What the exercise asks:
Write out the part of the film commentary that runs from "You could clearly" to "intriguing and haunting.", word for word.

What do you want me to do? Draw you a picture? Spell it out? Don’t ever ask me! Long as you live, don’t ever ask me more..

Now when you connect this with his behavior in the previous scene, it opens up a lot of interpretations

One , he found Lucy raped and murdered in the canyon and he buried her.

Second is even more disturbing , but very plausible by his future behavior, which is that ;Ethan killed Lucy after the Comanche had gang raped and abandoned her. He then buried her in his Johnny Reb coat. His act of digging the knife into the dirt looks like an attempt to clean the blood from the blade.

You could clearly see Ethan falling apart when Brad questions him about the incident and he sternly forbids him from ever bringing this up. It’s also interesting to see that he does not stop Brad from riding to his certain death into the Comanche camp, but he stops Martin from following him. And this is the greatest aspect of this film: it contains some of the most magnificent images and sounds ever put on film, but then what is unseen and unsaid in the film are even more intriguing and haunting.

Data section:
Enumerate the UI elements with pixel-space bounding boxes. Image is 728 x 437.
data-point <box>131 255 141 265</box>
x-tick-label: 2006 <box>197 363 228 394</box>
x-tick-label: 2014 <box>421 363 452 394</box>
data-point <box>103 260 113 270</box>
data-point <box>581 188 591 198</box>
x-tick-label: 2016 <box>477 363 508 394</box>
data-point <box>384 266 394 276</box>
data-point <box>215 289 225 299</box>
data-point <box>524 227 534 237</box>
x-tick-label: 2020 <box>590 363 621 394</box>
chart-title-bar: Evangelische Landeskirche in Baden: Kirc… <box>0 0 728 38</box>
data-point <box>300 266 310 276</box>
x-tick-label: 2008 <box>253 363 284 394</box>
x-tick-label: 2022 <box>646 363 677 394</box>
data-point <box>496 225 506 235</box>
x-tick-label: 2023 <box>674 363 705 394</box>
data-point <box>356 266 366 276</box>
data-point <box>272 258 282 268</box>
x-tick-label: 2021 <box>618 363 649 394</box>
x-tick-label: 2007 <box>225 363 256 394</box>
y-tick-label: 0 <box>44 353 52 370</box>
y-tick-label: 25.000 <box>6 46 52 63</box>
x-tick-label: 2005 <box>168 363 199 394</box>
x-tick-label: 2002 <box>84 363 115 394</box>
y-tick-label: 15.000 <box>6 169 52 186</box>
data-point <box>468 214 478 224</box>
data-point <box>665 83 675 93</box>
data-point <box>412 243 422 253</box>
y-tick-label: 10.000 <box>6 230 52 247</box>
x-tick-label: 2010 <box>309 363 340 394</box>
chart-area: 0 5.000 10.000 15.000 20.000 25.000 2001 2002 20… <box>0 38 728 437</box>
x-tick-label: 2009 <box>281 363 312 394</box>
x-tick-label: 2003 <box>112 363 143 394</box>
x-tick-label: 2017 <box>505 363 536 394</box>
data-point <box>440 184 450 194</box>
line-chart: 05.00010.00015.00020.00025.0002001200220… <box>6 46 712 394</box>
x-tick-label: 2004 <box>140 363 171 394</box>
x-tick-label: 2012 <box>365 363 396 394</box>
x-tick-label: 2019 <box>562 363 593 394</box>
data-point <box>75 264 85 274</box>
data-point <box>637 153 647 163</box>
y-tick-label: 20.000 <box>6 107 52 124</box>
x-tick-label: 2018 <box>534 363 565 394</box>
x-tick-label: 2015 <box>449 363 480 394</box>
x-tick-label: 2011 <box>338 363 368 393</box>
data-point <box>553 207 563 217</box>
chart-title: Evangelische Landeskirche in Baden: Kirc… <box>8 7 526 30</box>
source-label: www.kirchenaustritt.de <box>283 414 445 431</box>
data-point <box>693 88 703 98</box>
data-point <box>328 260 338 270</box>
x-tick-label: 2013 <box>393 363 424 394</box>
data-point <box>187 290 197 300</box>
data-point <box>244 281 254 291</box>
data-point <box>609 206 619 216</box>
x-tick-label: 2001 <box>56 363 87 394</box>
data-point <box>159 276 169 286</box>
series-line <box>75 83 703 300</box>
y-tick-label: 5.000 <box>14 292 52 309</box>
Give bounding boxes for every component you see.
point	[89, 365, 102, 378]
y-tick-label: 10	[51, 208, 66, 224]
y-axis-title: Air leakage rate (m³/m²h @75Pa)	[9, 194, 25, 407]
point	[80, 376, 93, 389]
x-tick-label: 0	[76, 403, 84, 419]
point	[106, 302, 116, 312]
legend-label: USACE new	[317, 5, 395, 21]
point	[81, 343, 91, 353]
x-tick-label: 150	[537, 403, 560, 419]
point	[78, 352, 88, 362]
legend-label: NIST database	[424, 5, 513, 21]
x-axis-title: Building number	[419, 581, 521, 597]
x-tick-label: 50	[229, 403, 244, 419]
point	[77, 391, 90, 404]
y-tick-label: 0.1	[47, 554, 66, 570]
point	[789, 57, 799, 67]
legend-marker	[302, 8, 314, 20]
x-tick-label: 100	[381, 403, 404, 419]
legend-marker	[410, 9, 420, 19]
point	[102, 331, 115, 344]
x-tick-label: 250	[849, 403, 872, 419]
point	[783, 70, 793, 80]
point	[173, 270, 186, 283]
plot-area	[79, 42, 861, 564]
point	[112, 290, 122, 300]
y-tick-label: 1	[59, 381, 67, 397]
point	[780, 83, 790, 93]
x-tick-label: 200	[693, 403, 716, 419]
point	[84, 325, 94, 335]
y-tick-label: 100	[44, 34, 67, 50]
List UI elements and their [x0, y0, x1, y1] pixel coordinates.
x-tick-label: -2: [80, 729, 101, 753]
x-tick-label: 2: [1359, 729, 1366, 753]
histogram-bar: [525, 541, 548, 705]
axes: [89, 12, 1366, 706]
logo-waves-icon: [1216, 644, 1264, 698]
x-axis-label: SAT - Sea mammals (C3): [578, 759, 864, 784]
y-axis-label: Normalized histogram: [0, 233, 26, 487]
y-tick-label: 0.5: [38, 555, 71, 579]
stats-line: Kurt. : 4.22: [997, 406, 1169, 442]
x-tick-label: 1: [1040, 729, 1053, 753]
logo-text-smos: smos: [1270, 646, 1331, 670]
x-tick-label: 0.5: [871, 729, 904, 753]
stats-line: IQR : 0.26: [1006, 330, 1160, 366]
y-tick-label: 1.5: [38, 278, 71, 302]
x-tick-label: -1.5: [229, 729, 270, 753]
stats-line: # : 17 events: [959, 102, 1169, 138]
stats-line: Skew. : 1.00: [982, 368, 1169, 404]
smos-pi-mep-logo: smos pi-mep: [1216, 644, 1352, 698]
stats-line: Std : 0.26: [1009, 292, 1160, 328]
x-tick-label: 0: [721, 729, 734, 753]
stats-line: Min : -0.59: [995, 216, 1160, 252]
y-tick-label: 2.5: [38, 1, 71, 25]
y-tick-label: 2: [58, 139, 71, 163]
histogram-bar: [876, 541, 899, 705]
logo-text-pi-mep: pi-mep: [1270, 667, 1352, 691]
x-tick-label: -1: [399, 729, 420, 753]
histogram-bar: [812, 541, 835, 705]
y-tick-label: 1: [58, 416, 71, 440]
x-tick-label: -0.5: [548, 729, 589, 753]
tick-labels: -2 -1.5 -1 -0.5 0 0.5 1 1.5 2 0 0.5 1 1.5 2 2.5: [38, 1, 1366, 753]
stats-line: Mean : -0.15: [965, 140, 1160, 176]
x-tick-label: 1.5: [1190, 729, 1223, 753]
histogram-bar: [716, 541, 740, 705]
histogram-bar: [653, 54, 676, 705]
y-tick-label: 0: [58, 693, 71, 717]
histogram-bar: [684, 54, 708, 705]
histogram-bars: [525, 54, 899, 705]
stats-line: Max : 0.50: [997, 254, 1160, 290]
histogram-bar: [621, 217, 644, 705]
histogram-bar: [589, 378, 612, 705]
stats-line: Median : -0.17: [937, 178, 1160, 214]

Result:
You could clearly see Ethan falling apart when Brad questions him about the incident and he sternly forbids him from ever bringing this up. It’s also interesting to see that he does not stop Brad from riding to his certain death into the Comanche camp, but he stops Martin from following him. And this is the greatest aspect of this film: it contains some of the most magnificent images and sounds ever put on film, but then what is unseen and unsaid in the film are even more intriguing and haunting.